== Records from a collection ==
---------------
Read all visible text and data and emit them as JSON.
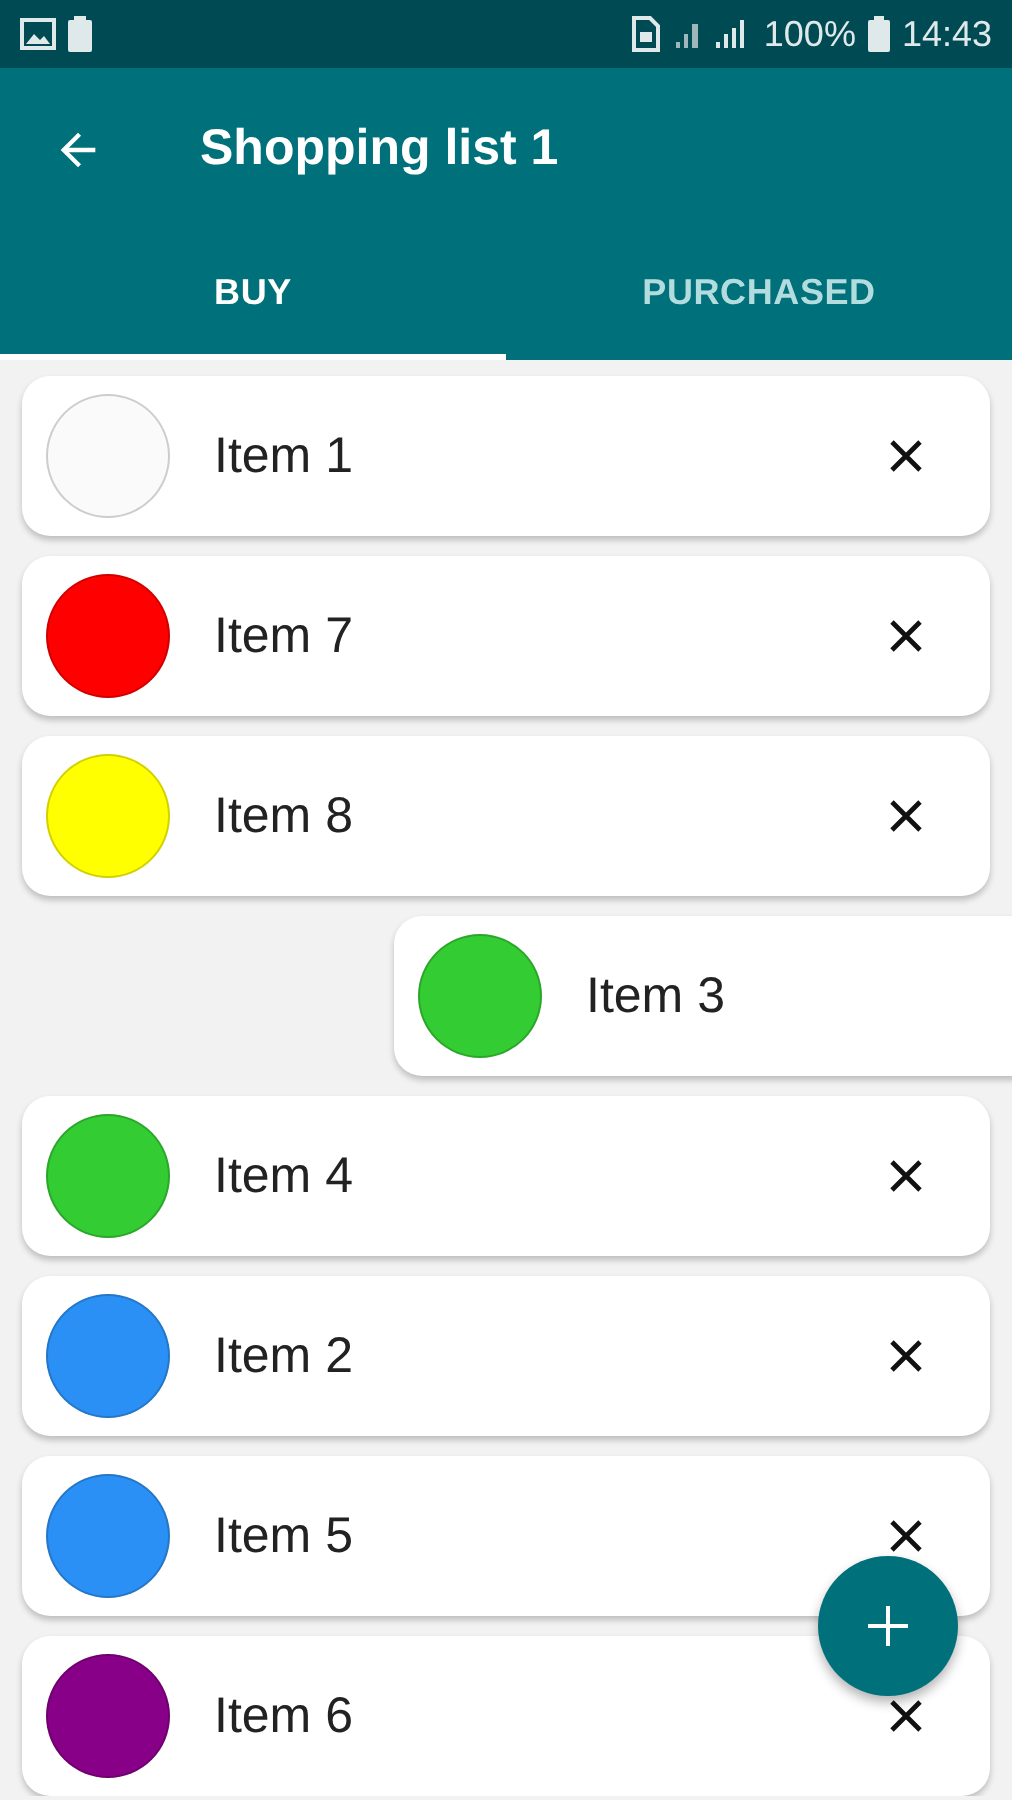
{
  "status_bar": {
    "battery": "100%",
    "time": "14:43"
  },
  "toolbar": {
    "title": "Shopping list 1"
  },
  "tabs": [
    {
      "label": "BUY",
      "selected": true
    },
    {
      "label": "PURCHASED",
      "selected": false
    }
  ],
  "items": [
    {
      "name": "Item 1",
      "color": "#fafafa",
      "swiped": false
    },
    {
      "name": "Item 7",
      "color": "#ff0000",
      "swiped": false
    },
    {
      "name": "Item 8",
      "color": "#ffff00",
      "swiped": false
    },
    {
      "name": "Item 3",
      "color": "#33cc33",
      "swiped": true
    },
    {
      "name": "Item 4",
      "color": "#33cc33",
      "swiped": false
    },
    {
      "name": "Item 2",
      "color": "#2b90f5",
      "swiped": false
    },
    {
      "name": "Item 5",
      "color": "#2b90f5",
      "swiped": false
    },
    {
      "name": "Item 6",
      "color": "#880088",
      "swiped": false
    }
  ]
}
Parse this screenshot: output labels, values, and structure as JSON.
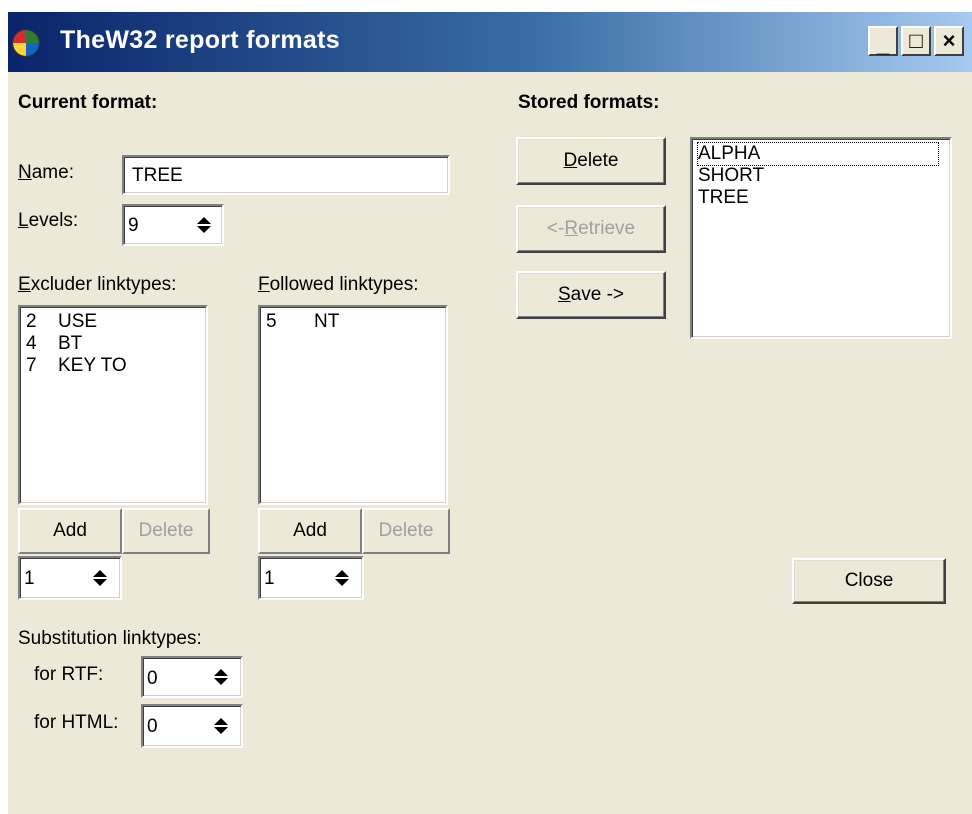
{
  "window": {
    "title": "TheW32 report formats",
    "controls": {
      "minimize": "_",
      "maximize": "□",
      "close": "×"
    }
  },
  "current": {
    "heading": "Current format:",
    "name_label": {
      "accel": "N",
      "rest": "ame:"
    },
    "name_value": "TREE",
    "levels_label": {
      "accel": "L",
      "rest": "evels:"
    },
    "levels_value": "9"
  },
  "excluder": {
    "label": {
      "accel": "E",
      "rest": "xcluder linktypes:"
    },
    "items": [
      {
        "num": "2",
        "name": "USE"
      },
      {
        "num": "4",
        "name": "BT"
      },
      {
        "num": "7",
        "name": "KEY TO"
      }
    ],
    "add_label": "Add",
    "delete_label": "Delete",
    "spin_value": "1"
  },
  "followed": {
    "label": {
      "accel": "F",
      "rest": "ollowed linktypes:"
    },
    "items": [
      {
        "num": "5",
        "name": "NT"
      }
    ],
    "add_label": "Add",
    "delete_label": "Delete",
    "spin_value": "1"
  },
  "substitution": {
    "heading": "Substitution linktypes:",
    "rtf_label": "for RTF:",
    "rtf_value": "0",
    "html_label": "for HTML:",
    "html_value": "0"
  },
  "stored": {
    "heading": "Stored formats:",
    "delete_label": {
      "accel": "D",
      "rest": "elete"
    },
    "retrieve_label": {
      "pre": "<- ",
      "accel": "R",
      "rest": "etrieve"
    },
    "save_label": {
      "accel": "S",
      "rest": "ave ->"
    },
    "items": [
      "ALPHA",
      "SHORT",
      "TREE"
    ]
  },
  "close_label": "Close",
  "colors": {
    "titlebar_start": "#0a246a",
    "titlebar_end": "#a6caf0",
    "face": "#ece9d8"
  }
}
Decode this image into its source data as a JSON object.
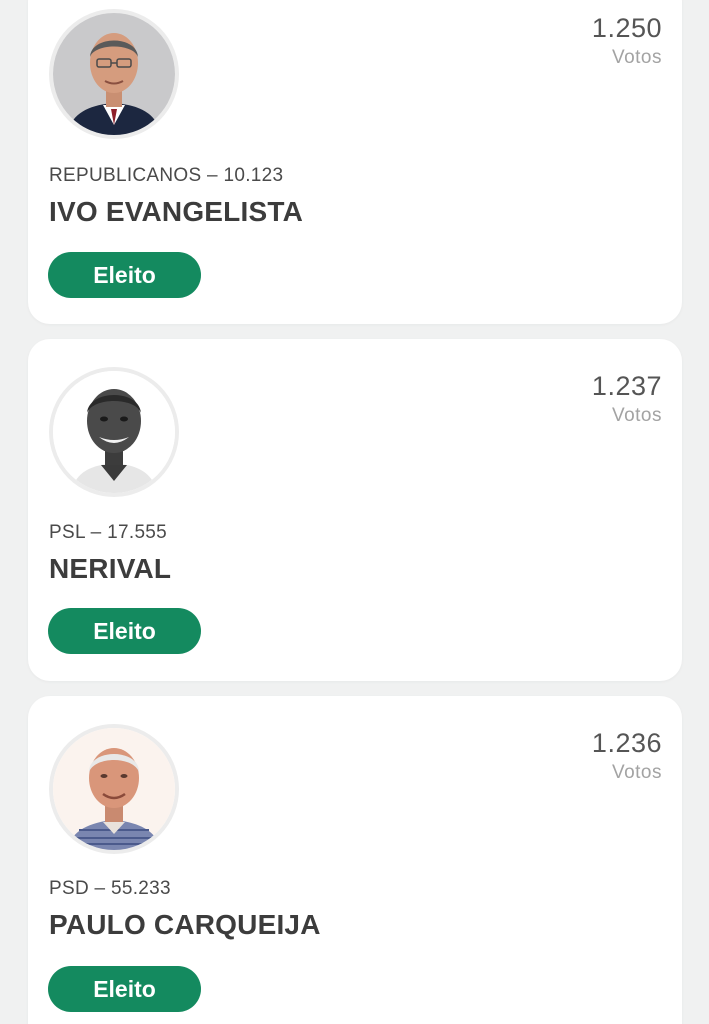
{
  "candidates": [
    {
      "votes": "1.250",
      "votes_label": "Votos",
      "party_line": "REPUBLICANOS – 10.123",
      "name": "IVO EVANGELISTA",
      "status": "Eleito",
      "photo": "candidate-portrait"
    },
    {
      "votes": "1.237",
      "votes_label": "Votos",
      "party_line": "PSL – 17.555",
      "name": "NERIVAL",
      "status": "Eleito",
      "photo": "candidate-portrait"
    },
    {
      "votes": "1.236",
      "votes_label": "Votos",
      "party_line": "PSD – 55.233",
      "name": "PAULO CARQUEIJA",
      "status": "Eleito",
      "photo": "candidate-portrait"
    }
  ],
  "colors": {
    "badge_background": "#148a5f",
    "page_background": "#f0f1f1",
    "card_background": "#ffffff"
  }
}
---------------
== WORK REQUIRED ==
Going through the entries above, report how many lines include the string "this". The number alone is the answer.

== WRITTEN ANSWER ==
2